▶ [Supplied material]:
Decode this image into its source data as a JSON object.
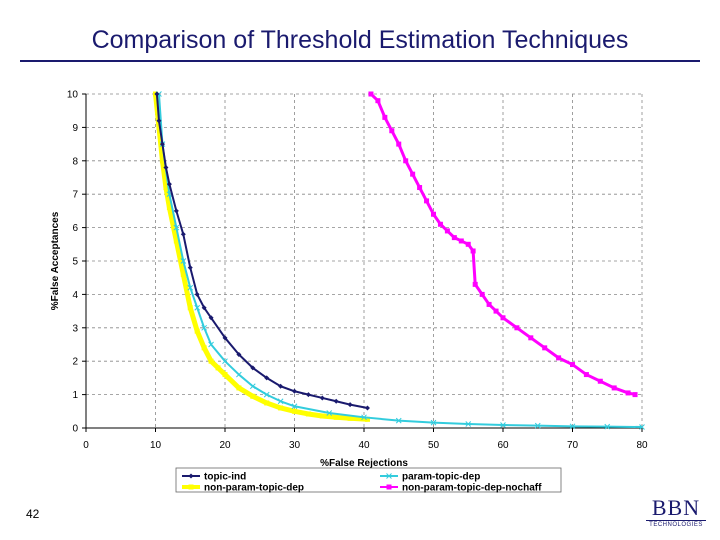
{
  "slide": {
    "title": "Comparison of Threshold Estimation Techniques",
    "page_number": "42",
    "logo_main": "BBN",
    "logo_sub": "TECHNOLOGIES"
  },
  "chart_data": {
    "type": "line",
    "title": "",
    "xlabel": "%False Rejections",
    "ylabel": "%False Acceptances",
    "xlim": [
      0,
      80
    ],
    "ylim": [
      0,
      10
    ],
    "xticks": [
      0,
      10,
      20,
      30,
      40,
      50,
      60,
      70,
      80
    ],
    "yticks": [
      0,
      1,
      2,
      3,
      4,
      5,
      6,
      7,
      8,
      9,
      10
    ],
    "grid": "vertical dashed at x = 10, 20, 30, 40, 50, 60, 70, 80; horizontal dashed at every y tick",
    "legend_position": "bottom",
    "series": [
      {
        "name": "topic-ind",
        "color": "#1a1a6e",
        "marker": "diamond",
        "x": [
          10.2,
          10.5,
          11,
          11.5,
          12,
          13,
          14,
          15,
          16,
          17,
          18,
          20,
          22,
          24,
          26,
          28,
          30,
          32,
          34,
          36,
          38,
          40.5
        ],
        "y": [
          10,
          9.2,
          8.5,
          7.8,
          7.3,
          6.5,
          5.8,
          4.8,
          4.0,
          3.6,
          3.3,
          2.7,
          2.2,
          1.8,
          1.5,
          1.25,
          1.1,
          1.0,
          0.9,
          0.8,
          0.7,
          0.6
        ]
      },
      {
        "name": "param-topic-dep",
        "color": "#33ccdd",
        "marker": "x",
        "x": [
          10.5,
          11,
          12,
          13,
          14,
          15,
          16,
          17,
          18,
          20,
          22,
          24,
          26,
          28,
          30,
          35,
          40,
          45,
          50,
          55,
          60,
          65,
          70,
          75,
          80
        ],
        "y": [
          10,
          8.5,
          7.0,
          6.0,
          5.0,
          4.2,
          3.6,
          3.0,
          2.5,
          2.0,
          1.6,
          1.25,
          1.0,
          0.8,
          0.65,
          0.45,
          0.32,
          0.22,
          0.16,
          0.12,
          0.09,
          0.07,
          0.05,
          0.04,
          0.03
        ]
      },
      {
        "name": "non-param-topic-dep",
        "color": "#ffff00",
        "marker": "square",
        "x": [
          10,
          10.5,
          11,
          11.5,
          12,
          13,
          14,
          15,
          16,
          17,
          18,
          19,
          20,
          22,
          24,
          26,
          28,
          30,
          32,
          34,
          36,
          38,
          40.5
        ],
        "y": [
          10,
          9.0,
          8.0,
          7.2,
          6.6,
          5.6,
          4.6,
          3.6,
          2.9,
          2.4,
          2.0,
          1.8,
          1.6,
          1.2,
          0.95,
          0.75,
          0.6,
          0.5,
          0.42,
          0.36,
          0.32,
          0.29,
          0.26
        ]
      },
      {
        "name": "non-param-topic-dep-nochaff",
        "color": "#ff00ff",
        "marker": "square",
        "x": [
          41,
          42,
          43,
          44,
          45,
          46,
          47,
          48,
          49,
          50,
          51,
          52,
          53,
          54,
          55,
          55.7,
          56,
          57,
          58,
          59,
          60,
          62,
          64,
          66,
          68,
          70,
          72,
          74,
          76,
          78,
          79
        ],
        "y": [
          10,
          9.8,
          9.3,
          8.9,
          8.5,
          8.0,
          7.6,
          7.2,
          6.8,
          6.4,
          6.1,
          5.9,
          5.7,
          5.6,
          5.5,
          5.3,
          4.3,
          4.0,
          3.7,
          3.5,
          3.3,
          3.0,
          2.7,
          2.4,
          2.1,
          1.9,
          1.6,
          1.4,
          1.2,
          1.05,
          1.0
        ]
      }
    ]
  }
}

▶ [Written problem]:
Retype every entry verbatim and exclude the pictures from the copy.

▶ [Response to the task]:
Decode this image into its source data as a JSON object.
{
  "slide": {
    "title": "Comparison of Threshold Estimation Techniques",
    "page_number": "42",
    "logo_main": "BBN",
    "logo_sub": "TECHNOLOGIES"
  },
  "chart_data": {
    "type": "line",
    "title": "",
    "xlabel": "%False Rejections",
    "ylabel": "%False Acceptances",
    "xlim": [
      0,
      80
    ],
    "ylim": [
      0,
      10
    ],
    "xticks": [
      0,
      10,
      20,
      30,
      40,
      50,
      60,
      70,
      80
    ],
    "yticks": [
      0,
      1,
      2,
      3,
      4,
      5,
      6,
      7,
      8,
      9,
      10
    ],
    "grid": "vertical dashed at x = 10, 20, 30, 40, 50, 60, 70, 80; horizontal dashed at every y tick",
    "legend_position": "bottom",
    "series": [
      {
        "name": "topic-ind",
        "color": "#1a1a6e",
        "marker": "diamond",
        "x": [
          10.2,
          10.5,
          11,
          11.5,
          12,
          13,
          14,
          15,
          16,
          17,
          18,
          20,
          22,
          24,
          26,
          28,
          30,
          32,
          34,
          36,
          38,
          40.5
        ],
        "y": [
          10,
          9.2,
          8.5,
          7.8,
          7.3,
          6.5,
          5.8,
          4.8,
          4.0,
          3.6,
          3.3,
          2.7,
          2.2,
          1.8,
          1.5,
          1.25,
          1.1,
          1.0,
          0.9,
          0.8,
          0.7,
          0.6
        ]
      },
      {
        "name": "param-topic-dep",
        "color": "#33ccdd",
        "marker": "x",
        "x": [
          10.5,
          11,
          12,
          13,
          14,
          15,
          16,
          17,
          18,
          20,
          22,
          24,
          26,
          28,
          30,
          35,
          40,
          45,
          50,
          55,
          60,
          65,
          70,
          75,
          80
        ],
        "y": [
          10,
          8.5,
          7.0,
          6.0,
          5.0,
          4.2,
          3.6,
          3.0,
          2.5,
          2.0,
          1.6,
          1.25,
          1.0,
          0.8,
          0.65,
          0.45,
          0.32,
          0.22,
          0.16,
          0.12,
          0.09,
          0.07,
          0.05,
          0.04,
          0.03
        ]
      },
      {
        "name": "non-param-topic-dep",
        "color": "#ffff00",
        "marker": "square",
        "x": [
          10,
          10.5,
          11,
          11.5,
          12,
          13,
          14,
          15,
          16,
          17,
          18,
          19,
          20,
          22,
          24,
          26,
          28,
          30,
          32,
          34,
          36,
          38,
          40.5
        ],
        "y": [
          10,
          9.0,
          8.0,
          7.2,
          6.6,
          5.6,
          4.6,
          3.6,
          2.9,
          2.4,
          2.0,
          1.8,
          1.6,
          1.2,
          0.95,
          0.75,
          0.6,
          0.5,
          0.42,
          0.36,
          0.32,
          0.29,
          0.26
        ]
      },
      {
        "name": "non-param-topic-dep-nochaff",
        "color": "#ff00ff",
        "marker": "square",
        "x": [
          41,
          42,
          43,
          44,
          45,
          46,
          47,
          48,
          49,
          50,
          51,
          52,
          53,
          54,
          55,
          55.7,
          56,
          57,
          58,
          59,
          60,
          62,
          64,
          66,
          68,
          70,
          72,
          74,
          76,
          78,
          79
        ],
        "y": [
          10,
          9.8,
          9.3,
          8.9,
          8.5,
          8.0,
          7.6,
          7.2,
          6.8,
          6.4,
          6.1,
          5.9,
          5.7,
          5.6,
          5.5,
          5.3,
          4.3,
          4.0,
          3.7,
          3.5,
          3.3,
          3.0,
          2.7,
          2.4,
          2.1,
          1.9,
          1.6,
          1.4,
          1.2,
          1.05,
          1.0
        ]
      }
    ]
  }
}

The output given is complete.